▸ **Written task**
Select from the records below every line that has the word "Ratio" in it.

▸ **Supplied records**
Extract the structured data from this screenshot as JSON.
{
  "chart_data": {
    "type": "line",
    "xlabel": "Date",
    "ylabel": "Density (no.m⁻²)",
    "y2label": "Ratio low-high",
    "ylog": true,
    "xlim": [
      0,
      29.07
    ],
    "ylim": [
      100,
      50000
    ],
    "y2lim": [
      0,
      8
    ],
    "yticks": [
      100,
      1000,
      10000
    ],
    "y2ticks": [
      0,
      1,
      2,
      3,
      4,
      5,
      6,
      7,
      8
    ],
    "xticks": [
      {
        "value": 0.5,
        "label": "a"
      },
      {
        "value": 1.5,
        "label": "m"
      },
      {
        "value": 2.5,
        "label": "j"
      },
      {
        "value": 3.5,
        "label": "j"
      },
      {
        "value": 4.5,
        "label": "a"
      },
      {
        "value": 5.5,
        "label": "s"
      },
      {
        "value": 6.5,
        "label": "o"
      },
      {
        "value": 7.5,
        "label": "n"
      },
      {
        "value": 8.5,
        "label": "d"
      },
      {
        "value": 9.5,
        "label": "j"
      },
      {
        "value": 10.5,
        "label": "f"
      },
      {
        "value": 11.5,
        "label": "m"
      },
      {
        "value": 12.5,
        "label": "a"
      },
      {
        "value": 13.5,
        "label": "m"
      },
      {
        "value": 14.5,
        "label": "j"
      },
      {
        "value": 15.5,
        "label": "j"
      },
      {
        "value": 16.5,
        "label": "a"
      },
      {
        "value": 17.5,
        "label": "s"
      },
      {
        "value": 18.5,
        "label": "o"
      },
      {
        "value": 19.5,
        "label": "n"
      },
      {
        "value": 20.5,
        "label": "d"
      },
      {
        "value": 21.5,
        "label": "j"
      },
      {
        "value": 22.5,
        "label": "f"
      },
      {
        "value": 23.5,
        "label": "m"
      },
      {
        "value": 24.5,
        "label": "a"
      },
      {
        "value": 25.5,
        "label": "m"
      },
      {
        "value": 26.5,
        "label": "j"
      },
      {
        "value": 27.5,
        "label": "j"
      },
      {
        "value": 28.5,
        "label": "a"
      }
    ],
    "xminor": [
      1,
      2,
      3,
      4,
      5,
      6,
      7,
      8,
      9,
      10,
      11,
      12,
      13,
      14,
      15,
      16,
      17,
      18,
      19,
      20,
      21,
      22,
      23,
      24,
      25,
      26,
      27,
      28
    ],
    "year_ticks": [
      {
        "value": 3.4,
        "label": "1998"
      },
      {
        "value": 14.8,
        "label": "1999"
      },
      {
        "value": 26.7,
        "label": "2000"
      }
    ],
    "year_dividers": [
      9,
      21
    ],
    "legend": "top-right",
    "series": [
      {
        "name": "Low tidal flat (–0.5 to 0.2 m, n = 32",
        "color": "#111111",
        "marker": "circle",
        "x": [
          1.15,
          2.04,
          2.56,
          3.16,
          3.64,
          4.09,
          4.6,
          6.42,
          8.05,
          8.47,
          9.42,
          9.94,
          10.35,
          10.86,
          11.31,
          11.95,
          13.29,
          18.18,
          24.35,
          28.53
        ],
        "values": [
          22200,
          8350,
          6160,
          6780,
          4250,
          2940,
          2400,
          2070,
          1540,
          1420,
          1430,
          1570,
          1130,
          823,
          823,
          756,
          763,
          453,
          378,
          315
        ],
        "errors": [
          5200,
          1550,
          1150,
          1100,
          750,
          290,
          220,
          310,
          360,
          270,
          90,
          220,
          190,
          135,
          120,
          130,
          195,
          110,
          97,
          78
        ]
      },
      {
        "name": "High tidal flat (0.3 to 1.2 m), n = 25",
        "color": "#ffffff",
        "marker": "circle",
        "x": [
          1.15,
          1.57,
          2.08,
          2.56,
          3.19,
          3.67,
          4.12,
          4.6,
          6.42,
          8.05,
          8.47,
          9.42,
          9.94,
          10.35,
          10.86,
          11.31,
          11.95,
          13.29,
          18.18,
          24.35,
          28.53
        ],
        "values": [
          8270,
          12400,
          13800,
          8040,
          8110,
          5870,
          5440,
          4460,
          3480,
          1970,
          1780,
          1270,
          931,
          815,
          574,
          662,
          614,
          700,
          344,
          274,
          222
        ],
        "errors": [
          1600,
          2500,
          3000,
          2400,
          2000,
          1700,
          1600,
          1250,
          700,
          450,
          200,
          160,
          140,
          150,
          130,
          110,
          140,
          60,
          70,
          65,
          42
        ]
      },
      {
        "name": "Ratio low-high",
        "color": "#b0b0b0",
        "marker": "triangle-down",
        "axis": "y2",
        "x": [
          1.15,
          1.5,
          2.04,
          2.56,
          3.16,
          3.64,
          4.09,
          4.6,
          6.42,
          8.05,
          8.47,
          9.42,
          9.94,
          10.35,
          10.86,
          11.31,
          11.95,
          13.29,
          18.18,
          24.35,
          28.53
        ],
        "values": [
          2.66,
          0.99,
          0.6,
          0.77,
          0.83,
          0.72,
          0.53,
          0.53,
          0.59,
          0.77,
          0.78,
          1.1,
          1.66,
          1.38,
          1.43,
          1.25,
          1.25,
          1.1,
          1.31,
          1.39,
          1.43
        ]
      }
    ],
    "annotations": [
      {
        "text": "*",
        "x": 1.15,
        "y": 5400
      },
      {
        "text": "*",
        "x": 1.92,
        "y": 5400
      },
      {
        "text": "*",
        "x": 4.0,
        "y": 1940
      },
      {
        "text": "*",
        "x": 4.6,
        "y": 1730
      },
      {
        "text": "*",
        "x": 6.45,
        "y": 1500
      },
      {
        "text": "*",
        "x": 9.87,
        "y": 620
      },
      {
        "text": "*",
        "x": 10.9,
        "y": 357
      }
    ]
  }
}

▸ **Task response**
    "y2label": "Ratio low-high",
        "name": "Ratio low-high",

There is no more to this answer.